Exercise description:
Pick out the lines below that contain the string "INFORMATION" and copy them all.

Extracted records:

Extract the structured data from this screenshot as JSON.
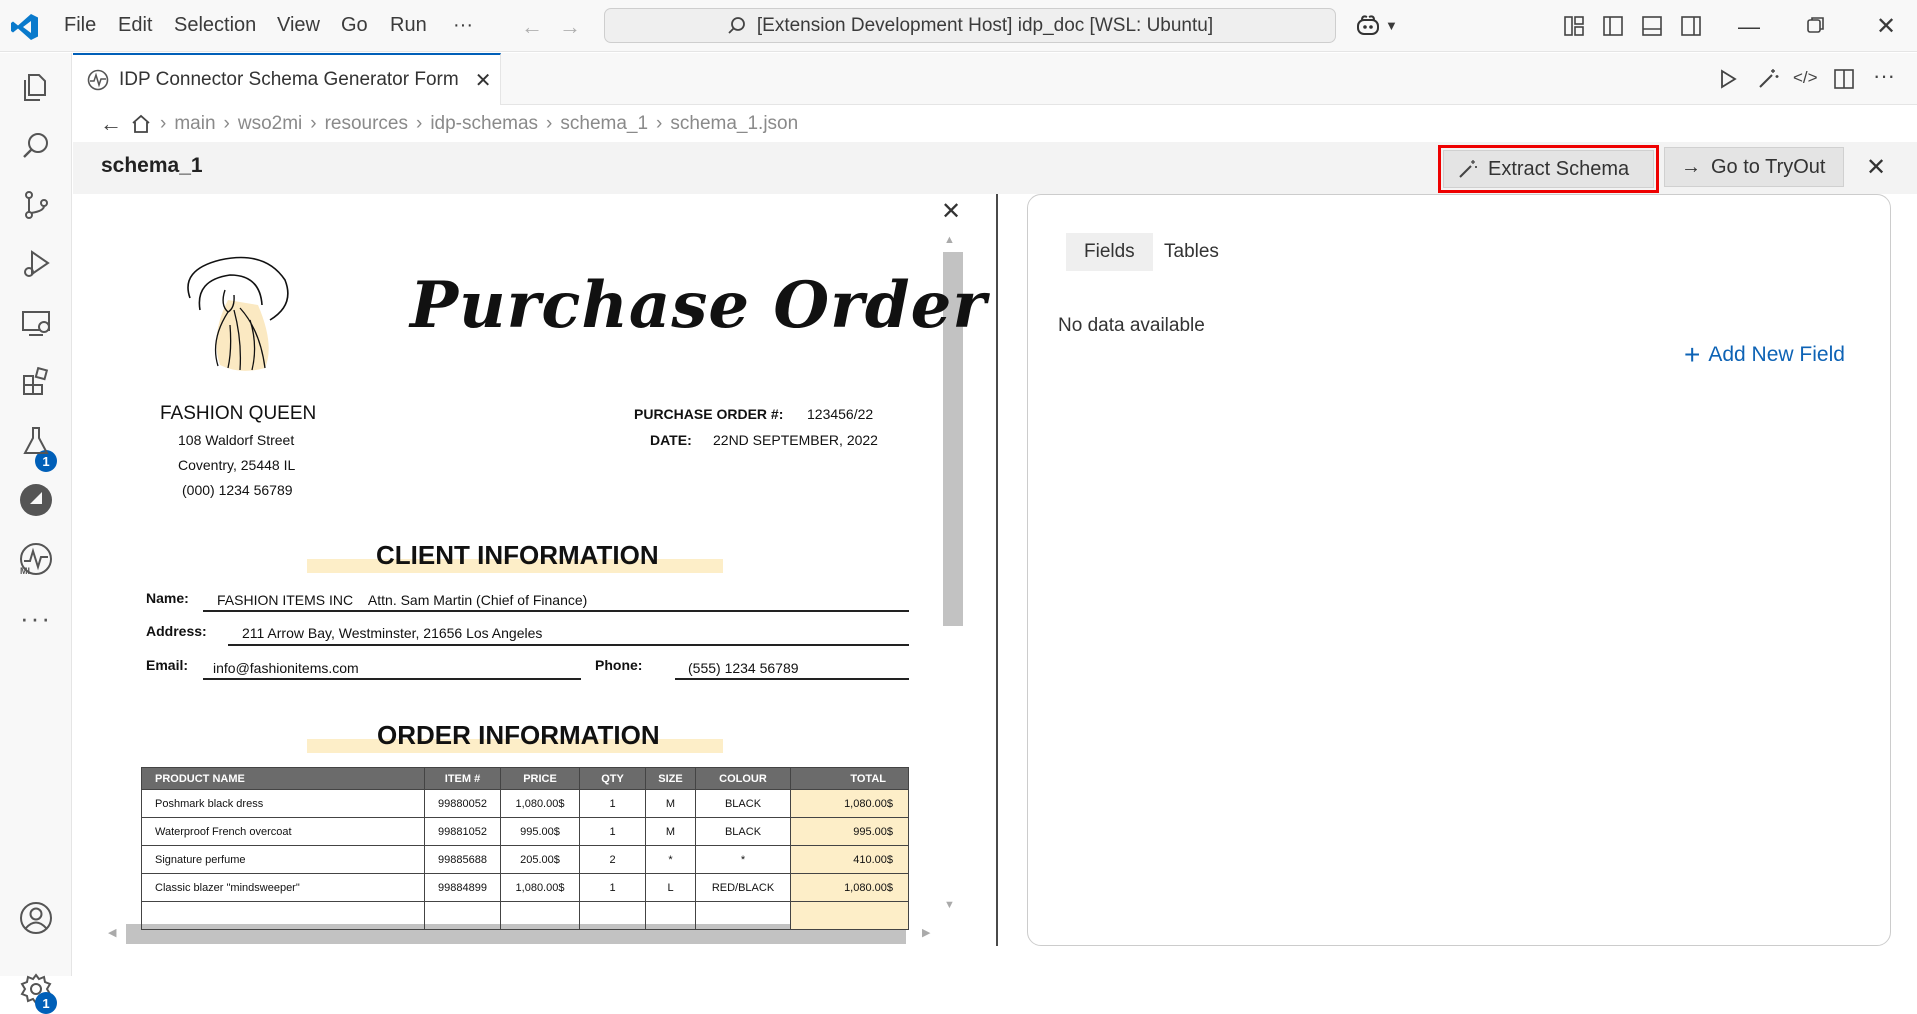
{
  "titlebar": {
    "menu": [
      "File",
      "Edit",
      "Selection",
      "View",
      "Go",
      "Run",
      "···"
    ],
    "command_center": "[Extension Development Host] idp_doc [WSL: Ubuntu]"
  },
  "activity": {
    "extensions_badge": "1",
    "settings_badge": "1"
  },
  "tab": {
    "label": "IDP Connector Schema Generator Form"
  },
  "breadcrumb": [
    "main",
    "wso2mi",
    "resources",
    "idp-schemas",
    "schema_1",
    "schema_1.json"
  ],
  "header": {
    "title": "schema_1",
    "extract_label": "Extract Schema",
    "tryout_label": "Go to TryOut"
  },
  "document": {
    "title": "Purchase Order",
    "company": {
      "name": "FASHION QUEEN",
      "street": "108 Waldorf Street",
      "city": "Coventry, 25448 IL",
      "phone": "(000) 1234 56789"
    },
    "po_number_label": "PURCHASE ORDER #:",
    "po_number": "123456/22",
    "date_label": "DATE:",
    "date": "22ND SEPTEMBER, 2022",
    "client_heading": "CLIENT INFORMATION",
    "client": {
      "name_label": "Name:",
      "name": "FASHION ITEMS INC    Attn. Sam Martin (Chief of Finance)",
      "address_label": "Address:",
      "address": "211 Arrow Bay, Westminster, 21656 Los Angeles",
      "email_label": "Email:",
      "email": "info@fashionitems.com",
      "phone_label": "Phone:",
      "phone": "(555) 1234 56789"
    },
    "order_heading": "ORDER INFORMATION",
    "columns": [
      "PRODUCT NAME",
      "ITEM #",
      "PRICE",
      "QTY",
      "SIZE",
      "COLOUR",
      "TOTAL"
    ],
    "rows": [
      [
        "Poshmark black dress",
        "99880052",
        "1,080.00$",
        "1",
        "M",
        "BLACK",
        "1,080.00$"
      ],
      [
        "Waterproof French overcoat",
        "99881052",
        "995.00$",
        "1",
        "M",
        "BLACK",
        "995.00$"
      ],
      [
        "Signature perfume",
        "99885688",
        "205.00$",
        "2",
        "*",
        "*",
        "410.00$"
      ],
      [
        "Classic blazer \"mindsweeper\"",
        "99884899",
        "1,080.00$",
        "1",
        "L",
        "RED/BLACK",
        "1,080.00$"
      ],
      [
        "",
        "",
        "",
        "",
        "",
        "",
        ""
      ]
    ]
  },
  "panel": {
    "tabs": [
      "Fields",
      "Tables"
    ],
    "empty_text": "No data available",
    "add_label": "Add New Field"
  }
}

Result:
    "client_heading": "CLIENT INFORMATION",
    "order_heading": "ORDER INFORMATION",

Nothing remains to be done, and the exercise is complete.